Below are records. Copy every line with "StochS" in it.

Material shown:
============================================================

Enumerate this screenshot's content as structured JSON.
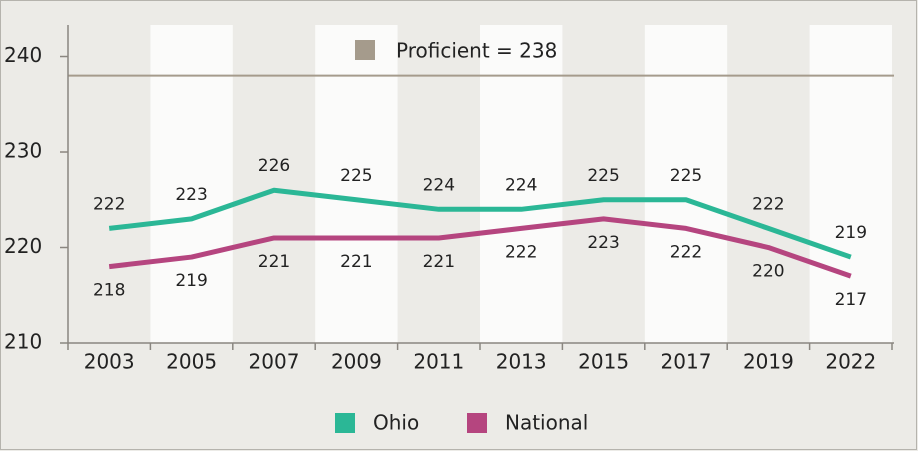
{
  "chart_data": {
    "type": "line",
    "categories": [
      "2003",
      "2005",
      "2007",
      "2009",
      "2011",
      "2013",
      "2015",
      "2017",
      "2019",
      "2022"
    ],
    "series": [
      {
        "name": "Ohio",
        "color": "#2bb796",
        "values": [
          222,
          223,
          226,
          225,
          224,
          224,
          225,
          225,
          222,
          219
        ]
      },
      {
        "name": "National",
        "color": "#b5457f",
        "values": [
          218,
          219,
          221,
          221,
          221,
          222,
          223,
          222,
          220,
          217
        ]
      }
    ],
    "reference": {
      "label": "Proficient = 238",
      "value": 238,
      "color": "#a59b8c"
    },
    "ylim": [
      210,
      243.3
    ],
    "yticks": [
      210,
      220,
      230,
      240
    ],
    "legend": "bottom"
  }
}
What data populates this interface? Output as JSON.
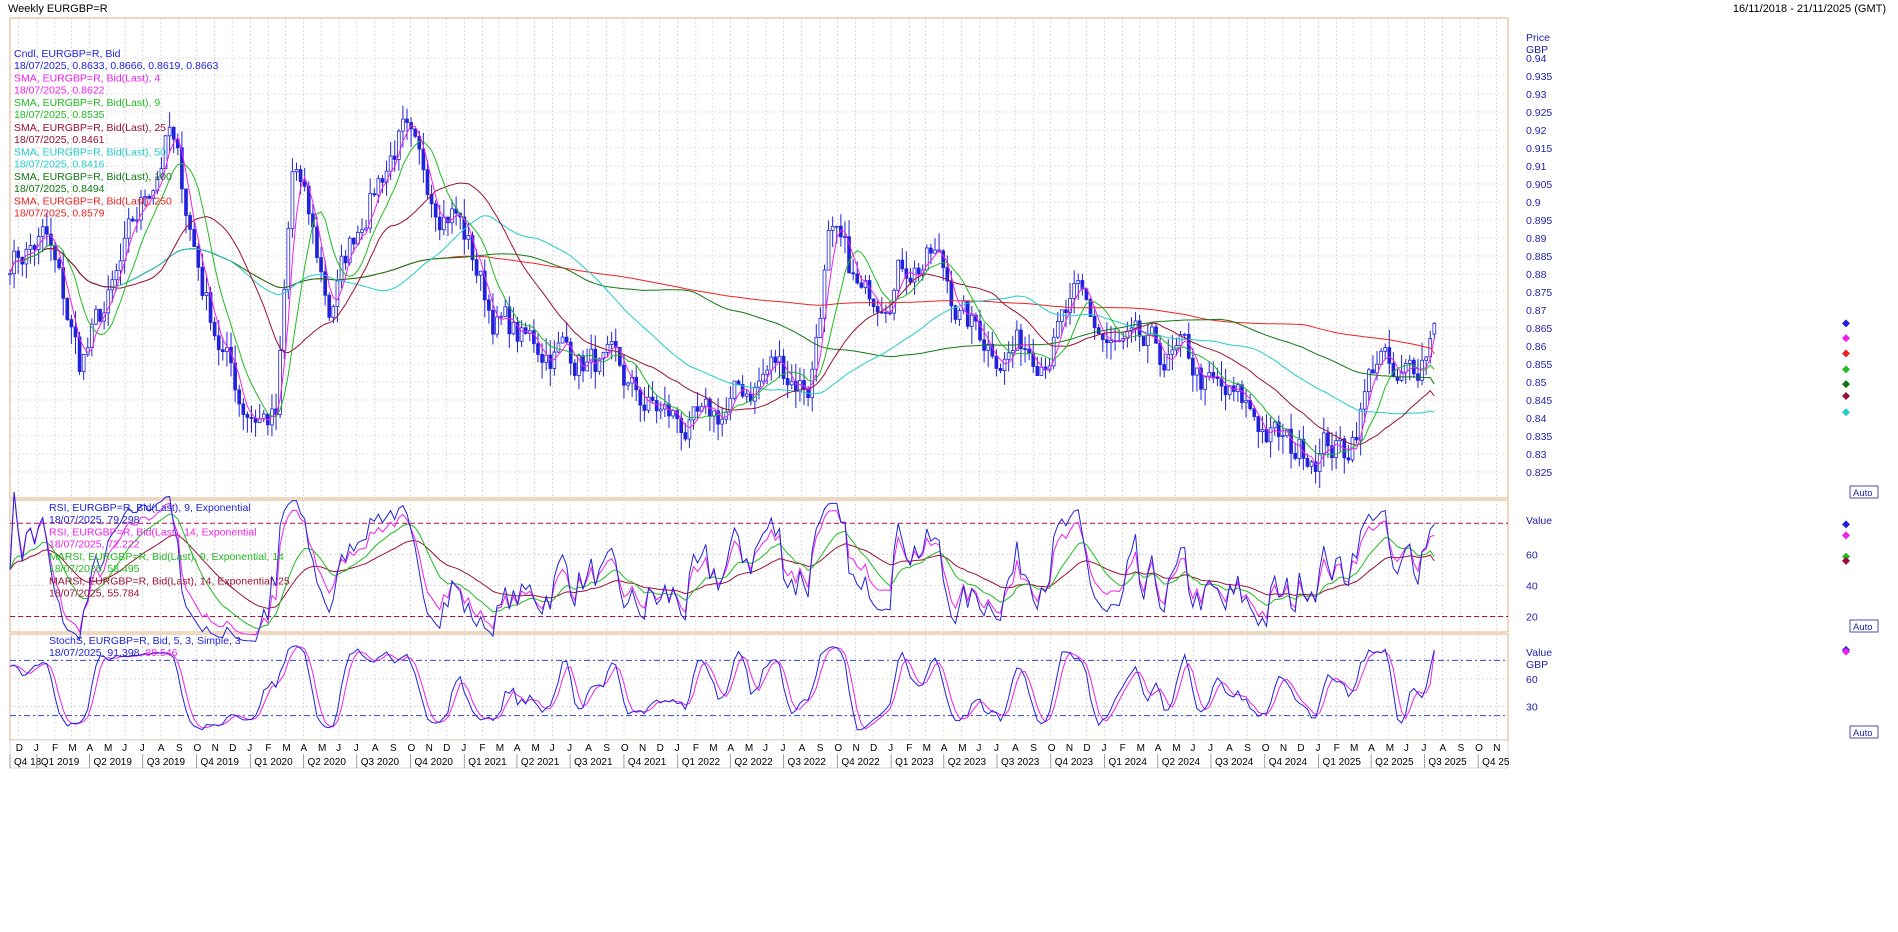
{
  "header": {
    "title": "Weekly EURGBP=R",
    "range": "16/11/2018 - 21/11/2025 (GMT)"
  },
  "colors": {
    "candle": "#2222dd",
    "sma4": "#ee22ee",
    "sma9": "#22bb22",
    "sma25": "#991133",
    "sma50": "#22cccc",
    "sma100": "#117711",
    "sma250": "#ee2222",
    "rsi9": "#2222dd",
    "rsi14": "#ee22ee",
    "marsi9": "#22bb22",
    "marsi14": "#991133",
    "stoch_k": "#2222dd",
    "stoch_d": "#ee22ee",
    "grid": "#c8c8c8",
    "border": "#e0b080"
  },
  "legends": {
    "price": [
      {
        "label": "Cndl, EURGBP=R, Bid",
        "value": "18/07/2025, 0.8633, 0.8666, 0.8619, 0.8663",
        "color": "candle"
      },
      {
        "label": "SMA, EURGBP=R, Bid(Last),  4",
        "value": "18/07/2025, 0.8622",
        "color": "sma4"
      },
      {
        "label": "SMA, EURGBP=R, Bid(Last),  9",
        "value": "18/07/2025, 0.8535",
        "color": "sma9"
      },
      {
        "label": "SMA, EURGBP=R, Bid(Last),  25",
        "value": "18/07/2025, 0.8461",
        "color": "sma25"
      },
      {
        "label": "SMA, EURGBP=R, Bid(Last),  50",
        "value": "18/07/2025, 0.8416",
        "color": "sma50"
      },
      {
        "label": "SMA, EURGBP=R, Bid(Last),  100",
        "value": "18/07/2025, 0.8494",
        "color": "sma100"
      },
      {
        "label": "SMA, EURGBP=R, Bid(Last),  250",
        "value": "18/07/2025, 0.8579",
        "color": "sma250"
      }
    ],
    "rsi": [
      {
        "label": "RSI, EURGBP=R, Bid(Last),  9, Exponential",
        "value": "18/07/2025, 79.298",
        "color": "rsi9"
      },
      {
        "label": "RSI, EURGBP=R, Bid(Last),  14, Exponential",
        "value": "18/07/2025, 72.222",
        "color": "rsi14"
      },
      {
        "label": "MARSI, EURGBP=R, Bid(Last),  9, Exponential, 14",
        "value": "18/07/2025, 58.495",
        "color": "marsi9"
      },
      {
        "label": "MARSI, EURGBP=R, Bid(Last),  14, Exponential, 25",
        "value": "18/07/2025, 55.784",
        "color": "marsi14"
      }
    ],
    "stoch": {
      "label": "StochS, EURGBP=R, Bid,  5, 3, Simple, 3",
      "date": "18/07/2025, ",
      "k": "91.398",
      "d": "89.546"
    }
  },
  "axis_labels": {
    "price_header": [
      "Price",
      "GBP"
    ],
    "value_header": "Value",
    "value_header2": [
      "Value",
      "GBP"
    ],
    "auto": "Auto"
  },
  "chart_data": [
    {
      "type": "candlestick",
      "title": "Weekly EURGBP=R",
      "ylim": [
        0.82,
        0.945
      ],
      "yticks": [
        0.825,
        0.83,
        0.835,
        0.84,
        0.845,
        0.85,
        0.855,
        0.86,
        0.865,
        0.87,
        0.875,
        0.88,
        0.885,
        0.89,
        0.895,
        0.9,
        0.905,
        0.91,
        0.915,
        0.92,
        0.925,
        0.93,
        0.935,
        0.94
      ],
      "x_months": [
        "D",
        "J",
        "F",
        "M",
        "A",
        "M",
        "J",
        "J",
        "A",
        "S",
        "O",
        "N",
        "D",
        "J",
        "F",
        "M",
        "A",
        "M",
        "J",
        "J",
        "A",
        "S",
        "O",
        "N",
        "D",
        "J",
        "F",
        "M",
        "A",
        "M",
        "J",
        "J",
        "A",
        "S",
        "O",
        "N",
        "D",
        "J",
        "F",
        "M",
        "A",
        "M",
        "J",
        "J",
        "A",
        "S",
        "O",
        "N",
        "D",
        "J",
        "F",
        "M",
        "A",
        "M",
        "J",
        "J",
        "A",
        "S",
        "O",
        "N",
        "D",
        "J",
        "F",
        "M",
        "A",
        "M",
        "J",
        "J",
        "A",
        "S",
        "O",
        "N",
        "D",
        "J",
        "F",
        "M",
        "A",
        "M",
        "J",
        "J",
        "A",
        "S",
        "O",
        "N"
      ],
      "x_quarters": [
        "Q4 18",
        "Q1 2019",
        "Q2 2019",
        "Q3 2019",
        "Q4 2019",
        "Q1 2020",
        "Q2 2020",
        "Q3 2020",
        "Q4 2020",
        "Q1 2021",
        "Q2 2021",
        "Q3 2021",
        "Q4 2021",
        "Q1 2022",
        "Q2 2022",
        "Q3 2022",
        "Q4 2022",
        "Q1 2023",
        "Q2 2023",
        "Q3 2023",
        "Q4 2023",
        "Q1 2024",
        "Q2 2024",
        "Q3 2024",
        "Q4 2024",
        "Q1 2025",
        "Q2 2025",
        "Q3 2025",
        "Q4 25"
      ],
      "close_path": [
        [
          "2018-11",
          0.885
        ],
        [
          "2019-01",
          0.89
        ],
        [
          "2019-03",
          0.855
        ],
        [
          "2019-05",
          0.875
        ],
        [
          "2019-08",
          0.92
        ],
        [
          "2019-10",
          0.875
        ],
        [
          "2019-12",
          0.845
        ],
        [
          "2020-02",
          0.84
        ],
        [
          "2020-03",
          0.91
        ],
        [
          "2020-05",
          0.87
        ],
        [
          "2020-07",
          0.9
        ],
        [
          "2020-09",
          0.92
        ],
        [
          "2020-10",
          0.905
        ],
        [
          "2020-12",
          0.9
        ],
        [
          "2021-02",
          0.87
        ],
        [
          "2021-04",
          0.86
        ],
        [
          "2021-06",
          0.86
        ],
        [
          "2021-08",
          0.855
        ],
        [
          "2021-10",
          0.845
        ],
        [
          "2021-12",
          0.84
        ],
        [
          "2022-02",
          0.835
        ],
        [
          "2022-04",
          0.845
        ],
        [
          "2022-06",
          0.855
        ],
        [
          "2022-08",
          0.85
        ],
        [
          "2022-09",
          0.89
        ],
        [
          "2022-11",
          0.87
        ],
        [
          "2023-01",
          0.885
        ],
        [
          "2023-03",
          0.885
        ],
        [
          "2023-05",
          0.865
        ],
        [
          "2023-07",
          0.86
        ],
        [
          "2023-09",
          0.862
        ],
        [
          "2023-11",
          0.87
        ],
        [
          "2024-01",
          0.858
        ],
        [
          "2024-03",
          0.855
        ],
        [
          "2024-05",
          0.855
        ],
        [
          "2024-07",
          0.845
        ],
        [
          "2024-09",
          0.84
        ],
        [
          "2024-11",
          0.83
        ],
        [
          "2025-01",
          0.835
        ],
        [
          "2025-02",
          0.83
        ],
        [
          "2025-04",
          0.86
        ],
        [
          "2025-05",
          0.845
        ],
        [
          "2025-06",
          0.853
        ],
        [
          "2025-07",
          0.866
        ]
      ],
      "last": {
        "date": "18/07/2025",
        "open": 0.8633,
        "high": 0.8666,
        "low": 0.8619,
        "close": 0.8663
      },
      "sma_last": {
        "4": 0.8622,
        "9": 0.8535,
        "25": 0.8461,
        "50": 0.8416,
        "100": 0.8494,
        "250": 0.8579
      }
    },
    {
      "type": "line",
      "title": "RSI",
      "ylim": [
        10,
        95
      ],
      "yticks": [
        20,
        40,
        60
      ],
      "levels": [
        80,
        20
      ],
      "last": {
        "rsi9": 79.298,
        "rsi14": 72.222,
        "marsi9": 58.495,
        "marsi14": 55.784
      }
    },
    {
      "type": "line",
      "title": "StochS",
      "ylim": [
        0,
        100
      ],
      "yticks": [
        30,
        60
      ],
      "levels": [
        80,
        20
      ],
      "last": {
        "k": 91.398,
        "d": 89.546
      }
    }
  ]
}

============================================================

Completed task:
      "label": "StochS, EURGBP=R, Bid,  5, 3, Simple, 3",
      "title": "StochS",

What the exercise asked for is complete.